** EXERCISE DESCRIPTION **
Restate the data word for word and leave the images out.

** MATERIAL FOR THE TASK **
################

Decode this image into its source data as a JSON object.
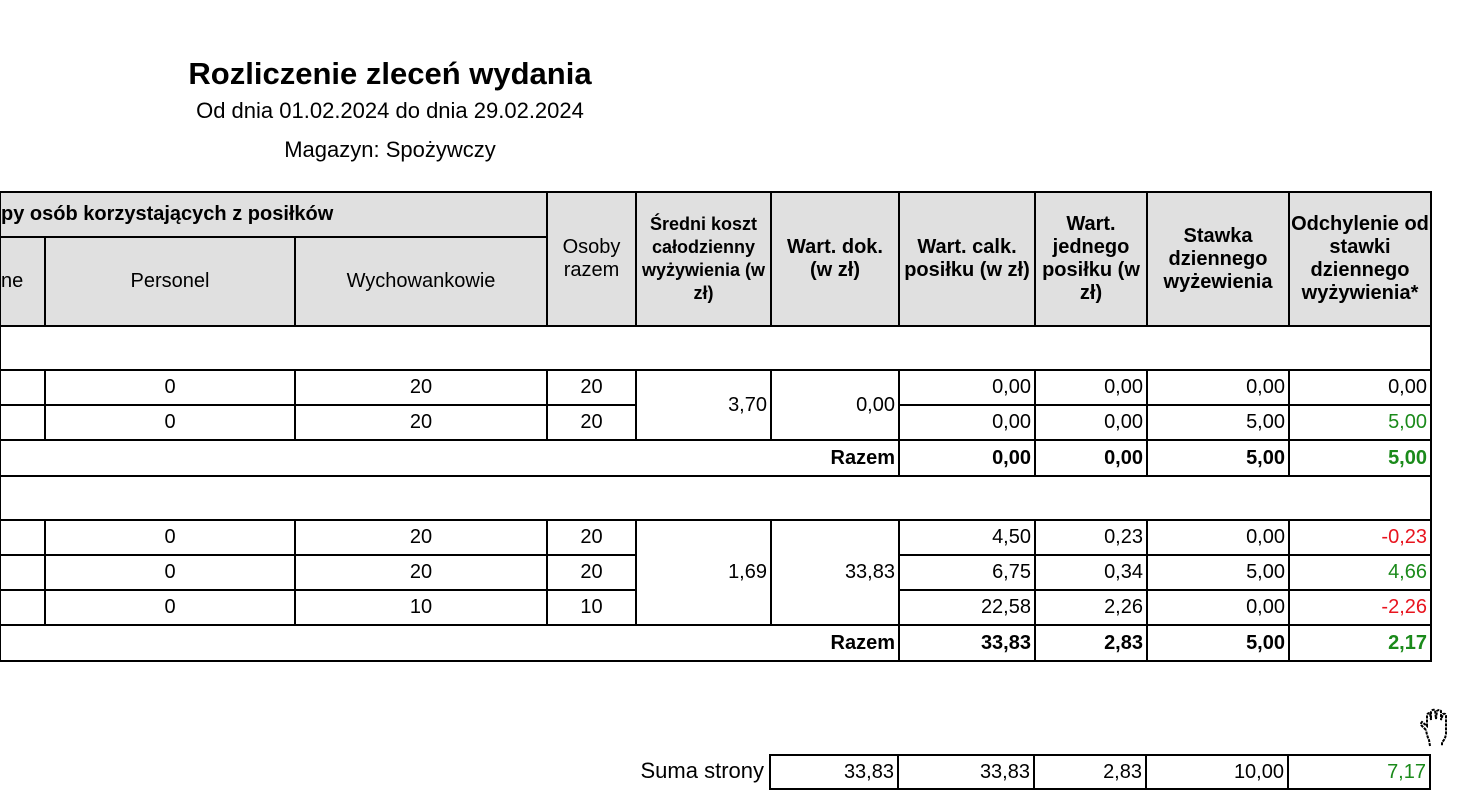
{
  "header": {
    "title": "Rozliczenie zleceń wydania",
    "period": "Od dnia 01.02.2024 do dnia 29.02.2024",
    "warehouse": "Magazyn: Spożywczy"
  },
  "columns": {
    "group": "py osób korzystających z posiłków",
    "first": "ne",
    "personel": "Personel",
    "wychowankowie": "Wychowankowie",
    "osoby": "Osoby razem",
    "sredni": "Średni koszt całodzienny wyżywienia (w zł)",
    "wart_dok": "Wart. dok. (w zł)",
    "wart_calk": "Wart. calk. posiłku (w zł)",
    "wart_jednego": "Wart. jednego posiłku (w zł)",
    "stawka": "Stawka dziennego wyżewienia",
    "odchylenie": "Odchylenie od stawki dziennego wyżywienia*"
  },
  "colors": {
    "positive": "#1a8a1a",
    "negative": "#e8141e",
    "header_bg": "#e0e0e0"
  },
  "sections": [
    {
      "sredni": "3,70",
      "wart_dok": "0,00",
      "rows": [
        {
          "personel": "0",
          "wychowankowie": "20",
          "osoby": "20",
          "wart_calk": "0,00",
          "wart_jednego": "0,00",
          "stawka": "0,00",
          "odchylenie": "0,00"
        },
        {
          "personel": "0",
          "wychowankowie": "20",
          "osoby": "20",
          "wart_calk": "0,00",
          "wart_jednego": "0,00",
          "stawka": "5,00",
          "odchylenie": "5,00"
        }
      ],
      "razem": {
        "label": "Razem",
        "wart_calk": "0,00",
        "wart_jednego": "0,00",
        "stawka": "5,00",
        "odchylenie": "5,00"
      }
    },
    {
      "sredni": "1,69",
      "wart_dok": "33,83",
      "rows": [
        {
          "personel": "0",
          "wychowankowie": "20",
          "osoby": "20",
          "wart_calk": "4,50",
          "wart_jednego": "0,23",
          "stawka": "0,00",
          "odchylenie": "-0,23"
        },
        {
          "personel": "0",
          "wychowankowie": "20",
          "osoby": "20",
          "wart_calk": "6,75",
          "wart_jednego": "0,34",
          "stawka": "5,00",
          "odchylenie": "4,66"
        },
        {
          "personel": "0",
          "wychowankowie": "10",
          "osoby": "10",
          "wart_calk": "22,58",
          "wart_jednego": "2,26",
          "stawka": "0,00",
          "odchylenie": "-2,26"
        }
      ],
      "razem": {
        "label": "Razem",
        "wart_calk": "33,83",
        "wart_jednego": "2,83",
        "stawka": "5,00",
        "odchylenie": "2,17"
      }
    }
  ],
  "suma": {
    "label": "Suma strony",
    "wart_dok": "33,83",
    "wart_calk": "33,83",
    "wart_jednego": "2,83",
    "stawka": "10,00",
    "odchylenie": "7,17"
  },
  "cursor": "hand-grab-icon"
}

################

** THE COMPLETED TASK **
Decode this image into its source data as a JSON object.
{
  "header": {
    "title": "Rozliczenie zleceń wydania",
    "period": "Od dnia 01.02.2024 do dnia 29.02.2024",
    "warehouse": "Magazyn: Spożywczy"
  },
  "columns": {
    "group": "py osób korzystających z posiłków",
    "first": "ne",
    "personel": "Personel",
    "wychowankowie": "Wychowankowie",
    "osoby": "Osoby razem",
    "sredni": "Średni koszt całodzienny wyżywienia (w zł)",
    "wart_dok": "Wart. dok. (w zł)",
    "wart_calk": "Wart. calk. posiłku (w zł)",
    "wart_jednego": "Wart. jednego posiłku (w zł)",
    "stawka": "Stawka dziennego wyżewienia",
    "odchylenie": "Odchylenie od stawki dziennego wyżywienia*"
  },
  "colors": {
    "positive": "#1a8a1a",
    "negative": "#e8141e",
    "header_bg": "#e0e0e0"
  },
  "sections": [
    {
      "sredni": "3,70",
      "wart_dok": "0,00",
      "rows": [
        {
          "personel": "0",
          "wychowankowie": "20",
          "osoby": "20",
          "wart_calk": "0,00",
          "wart_jednego": "0,00",
          "stawka": "0,00",
          "odchylenie": "0,00"
        },
        {
          "personel": "0",
          "wychowankowie": "20",
          "osoby": "20",
          "wart_calk": "0,00",
          "wart_jednego": "0,00",
          "stawka": "5,00",
          "odchylenie": "5,00"
        }
      ],
      "razem": {
        "label": "Razem",
        "wart_calk": "0,00",
        "wart_jednego": "0,00",
        "stawka": "5,00",
        "odchylenie": "5,00"
      }
    },
    {
      "sredni": "1,69",
      "wart_dok": "33,83",
      "rows": [
        {
          "personel": "0",
          "wychowankowie": "20",
          "osoby": "20",
          "wart_calk": "4,50",
          "wart_jednego": "0,23",
          "stawka": "0,00",
          "odchylenie": "-0,23"
        },
        {
          "personel": "0",
          "wychowankowie": "20",
          "osoby": "20",
          "wart_calk": "6,75",
          "wart_jednego": "0,34",
          "stawka": "5,00",
          "odchylenie": "4,66"
        },
        {
          "personel": "0",
          "wychowankowie": "10",
          "osoby": "10",
          "wart_calk": "22,58",
          "wart_jednego": "2,26",
          "stawka": "0,00",
          "odchylenie": "-2,26"
        }
      ],
      "razem": {
        "label": "Razem",
        "wart_calk": "33,83",
        "wart_jednego": "2,83",
        "stawka": "5,00",
        "odchylenie": "2,17"
      }
    }
  ],
  "suma": {
    "label": "Suma strony",
    "wart_dok": "33,83",
    "wart_calk": "33,83",
    "wart_jednego": "2,83",
    "stawka": "10,00",
    "odchylenie": "7,17"
  },
  "cursor": "hand-grab-icon"
}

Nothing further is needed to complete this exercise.